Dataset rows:
________

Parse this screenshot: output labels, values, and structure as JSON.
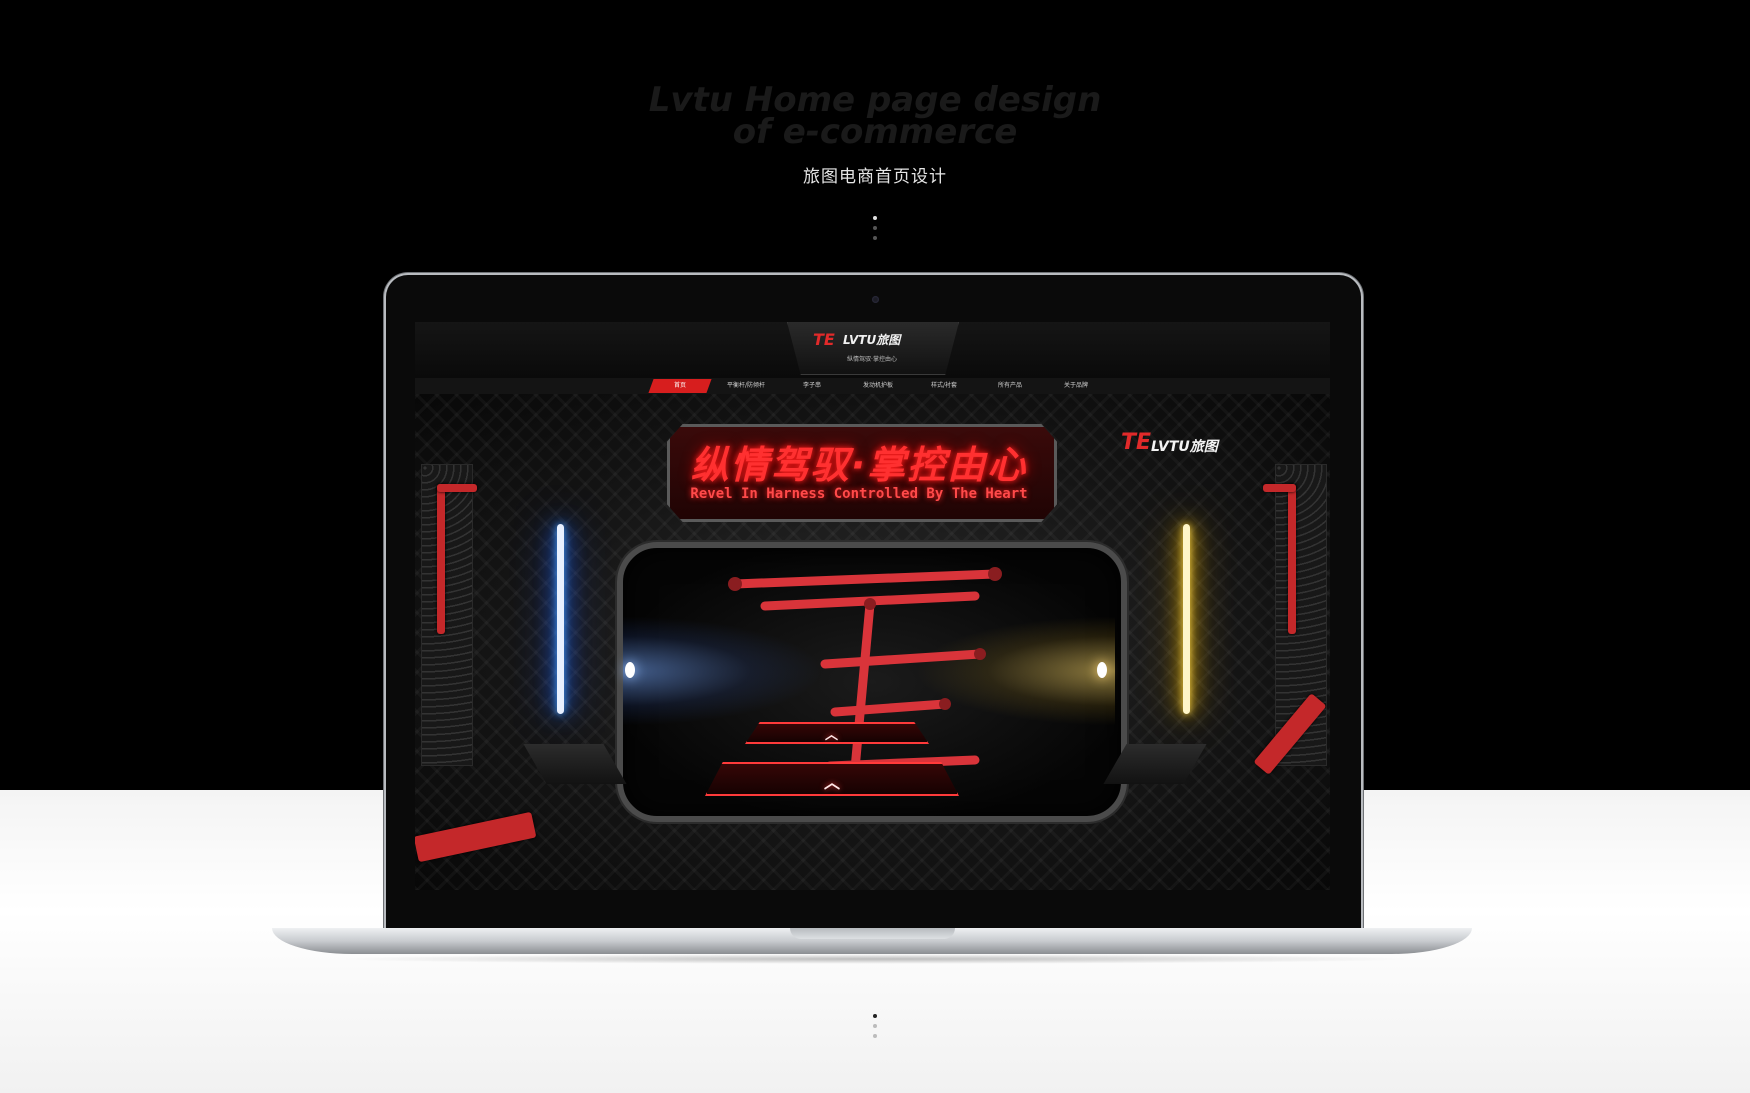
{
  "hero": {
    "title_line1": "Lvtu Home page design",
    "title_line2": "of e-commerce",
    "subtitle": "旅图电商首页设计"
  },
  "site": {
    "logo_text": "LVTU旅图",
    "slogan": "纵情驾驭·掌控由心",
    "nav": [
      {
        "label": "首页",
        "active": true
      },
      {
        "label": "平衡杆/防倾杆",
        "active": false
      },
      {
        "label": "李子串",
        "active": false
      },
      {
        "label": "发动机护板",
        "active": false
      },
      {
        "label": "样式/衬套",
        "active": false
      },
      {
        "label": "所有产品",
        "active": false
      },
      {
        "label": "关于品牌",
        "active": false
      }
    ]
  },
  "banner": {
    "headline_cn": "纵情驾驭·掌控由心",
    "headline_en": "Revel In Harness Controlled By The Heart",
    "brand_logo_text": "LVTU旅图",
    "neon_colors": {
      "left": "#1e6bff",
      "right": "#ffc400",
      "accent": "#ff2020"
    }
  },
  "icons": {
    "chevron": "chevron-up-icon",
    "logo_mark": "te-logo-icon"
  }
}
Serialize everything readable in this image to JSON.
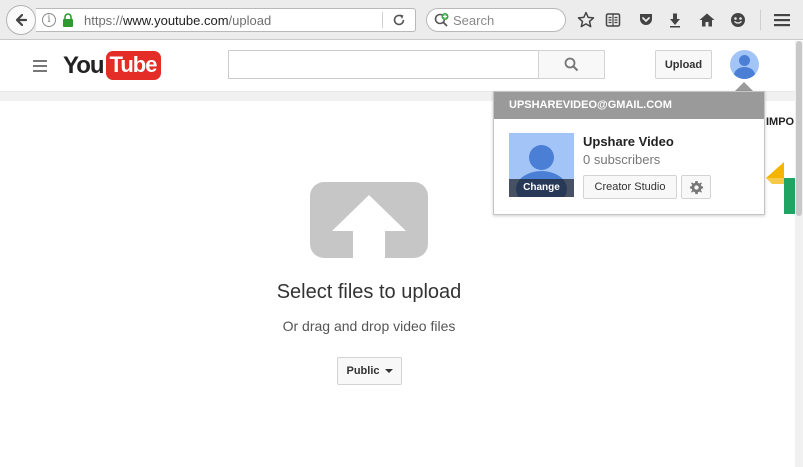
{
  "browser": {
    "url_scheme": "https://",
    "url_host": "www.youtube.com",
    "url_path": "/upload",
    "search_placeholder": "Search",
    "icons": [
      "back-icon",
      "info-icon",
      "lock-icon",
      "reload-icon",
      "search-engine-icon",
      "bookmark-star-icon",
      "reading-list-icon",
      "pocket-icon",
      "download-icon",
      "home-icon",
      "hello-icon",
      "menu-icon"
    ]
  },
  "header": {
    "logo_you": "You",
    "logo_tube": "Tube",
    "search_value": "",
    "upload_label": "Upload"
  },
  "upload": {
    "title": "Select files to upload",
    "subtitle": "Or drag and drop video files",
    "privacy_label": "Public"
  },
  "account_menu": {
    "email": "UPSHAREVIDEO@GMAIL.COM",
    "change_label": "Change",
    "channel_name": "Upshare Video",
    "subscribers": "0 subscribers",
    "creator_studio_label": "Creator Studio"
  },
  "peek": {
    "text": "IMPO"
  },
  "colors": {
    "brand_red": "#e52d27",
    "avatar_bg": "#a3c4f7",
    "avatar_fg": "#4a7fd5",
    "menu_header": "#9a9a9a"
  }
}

________

Set exercise
Drop the images and quote the entries word for word.

Solution to this problem
Parse this screenshot: output labels, values, and structure as JSON.
{
  "hero": {
    "title_line1": "Lvtu Home page design",
    "title_line2": "of e-commerce",
    "subtitle": "旅图电商首页设计"
  },
  "site": {
    "logo_text": "LVTU旅图",
    "slogan": "纵情驾驭·掌控由心",
    "nav": [
      {
        "label": "首页",
        "active": true
      },
      {
        "label": "平衡杆/防倾杆",
        "active": false
      },
      {
        "label": "李子串",
        "active": false
      },
      {
        "label": "发动机护板",
        "active": false
      },
      {
        "label": "样式/衬套",
        "active": false
      },
      {
        "label": "所有产品",
        "active": false
      },
      {
        "label": "关于品牌",
        "active": false
      }
    ]
  },
  "banner": {
    "headline_cn": "纵情驾驭·掌控由心",
    "headline_en": "Revel In Harness Controlled By The Heart",
    "brand_logo_text": "LVTU旅图",
    "neon_colors": {
      "left": "#1e6bff",
      "right": "#ffc400",
      "accent": "#ff2020"
    }
  },
  "icons": {
    "chevron": "chevron-up-icon",
    "logo_mark": "te-logo-icon"
  }
}
Serialize everything readable in this image to JSON.
{
  "browser": {
    "url_scheme": "https://",
    "url_host": "www.youtube.com",
    "url_path": "/upload",
    "search_placeholder": "Search",
    "icons": [
      "back-icon",
      "info-icon",
      "lock-icon",
      "reload-icon",
      "search-engine-icon",
      "bookmark-star-icon",
      "reading-list-icon",
      "pocket-icon",
      "download-icon",
      "home-icon",
      "hello-icon",
      "menu-icon"
    ]
  },
  "header": {
    "logo_you": "You",
    "logo_tube": "Tube",
    "search_value": "",
    "upload_label": "Upload"
  },
  "upload": {
    "title": "Select files to upload",
    "subtitle": "Or drag and drop video files",
    "privacy_label": "Public"
  },
  "account_menu": {
    "email": "UPSHAREVIDEO@GMAIL.COM",
    "change_label": "Change",
    "channel_name": "Upshare Video",
    "subscribers": "0 subscribers",
    "creator_studio_label": "Creator Studio"
  },
  "peek": {
    "text": "IMPO"
  },
  "colors": {
    "brand_red": "#e52d27",
    "avatar_bg": "#a3c4f7",
    "avatar_fg": "#4a7fd5",
    "menu_header": "#9a9a9a"
  }
}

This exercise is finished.